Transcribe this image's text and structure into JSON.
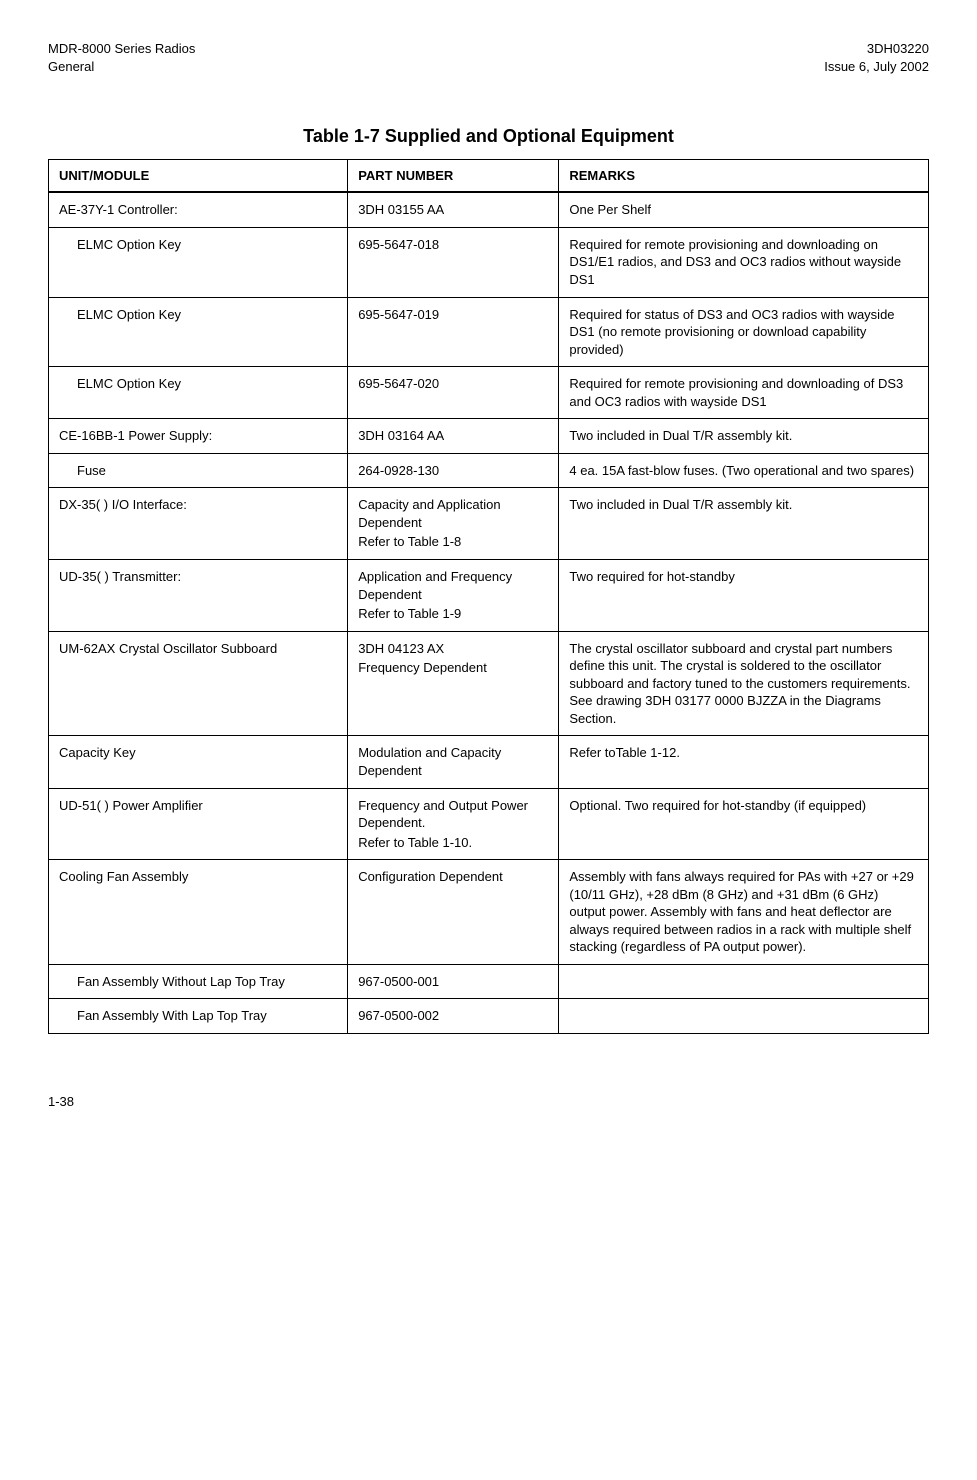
{
  "header": {
    "left1": "MDR-8000 Series Radios",
    "left2": "General",
    "right1": "3DH03220",
    "right2": "Issue 6, July 2002"
  },
  "tableTitle": "Table 1-7   Supplied and Optional Equipment",
  "columns": {
    "c1": "UNIT/MODULE",
    "c2": "PART NUMBER",
    "c3": "REMARKS"
  },
  "rows": [
    {
      "indent": false,
      "unit": "AE-37Y-1 Controller:",
      "part": "3DH 03155 AA",
      "partSub": "",
      "remarks": "One Per Shelf"
    },
    {
      "indent": true,
      "unit": "ELMC Option Key",
      "part": "695-5647-018",
      "partSub": "",
      "remarks": "Required for remote provisioning and downloading on DS1/E1 radios, and DS3 and OC3 radios without wayside DS1"
    },
    {
      "indent": true,
      "unit": "ELMC Option Key",
      "part": "695-5647-019",
      "partSub": "",
      "remarks": "Required for status of DS3 and OC3 radios with wayside DS1 (no remote provisioning or download capability provided)"
    },
    {
      "indent": true,
      "unit": "ELMC Option Key",
      "part": "695-5647-020",
      "partSub": "",
      "remarks": "Required for remote provisioning and downloading of DS3 and OC3 radios with wayside DS1"
    },
    {
      "indent": false,
      "unit": "CE-16BB-1 Power Supply:",
      "part": "3DH 03164 AA",
      "partSub": "",
      "remarks": "Two included in Dual T/R assembly kit."
    },
    {
      "indent": true,
      "unit": "Fuse",
      "part": "264-0928-130",
      "partSub": "",
      "remarks": "4 ea. 15A fast-blow fuses. (Two operational and two spares)"
    },
    {
      "indent": false,
      "unit": "DX-35( ) I/O Interface:",
      "part": "Capacity and Application Dependent",
      "partSub": "Refer to Table 1-8",
      "remarks": "Two included in Dual T/R assembly kit."
    },
    {
      "indent": false,
      "unit": "UD-35( ) Transmitter:",
      "part": "Application and Frequency Dependent",
      "partSub": "Refer to Table 1-9",
      "remarks": "Two required for hot-standby"
    },
    {
      "indent": false,
      "unit": "UM-62AX Crystal Oscillator Subboard",
      "part": "3DH 04123 AX",
      "partSub": "Frequency Dependent",
      "remarks": "The crystal oscillator subboard and crystal part numbers define this unit. The crystal is soldered to the oscillator subboard and factory tuned to the customers requirements. See drawing 3DH 03177 0000 BJZZA in the Diagrams Section."
    },
    {
      "indent": false,
      "unit": "Capacity Key",
      "part": "Modulation and Capacity Dependent",
      "partSub": "",
      "remarks": "Refer toTable 1-12."
    },
    {
      "indent": false,
      "unit": "UD-51( ) Power Amplifier",
      "part": "Frequency and Output Power Dependent.",
      "partSub": "Refer to Table 1-10.",
      "remarks": "Optional. Two required for hot-standby (if equipped)"
    },
    {
      "indent": false,
      "unit": "Cooling Fan Assembly",
      "part": "Configuration Dependent",
      "partSub": "",
      "remarks": "Assembly with fans always required for PAs with +27 or +29 (10/11 GHz), +28 dBm (8 GHz) and +31 dBm (6 GHz) output power. Assembly with fans and heat deflector are always required between radios in a rack with multiple shelf stacking (regardless of PA output power)."
    },
    {
      "indent": true,
      "unit": "Fan Assembly Without Lap Top Tray",
      "part": "967-0500-001",
      "partSub": "",
      "remarks": ""
    },
    {
      "indent": true,
      "unit": "Fan Assembly With Lap Top Tray",
      "part": "967-0500-002",
      "partSub": "",
      "remarks": ""
    }
  ],
  "pageNum": "1-38"
}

┄┄┄┄┄┄

§ **Task description**
How many lines in the listing contain "Tray"? Answer with the number alone.

§ **Answer for this exercise**
2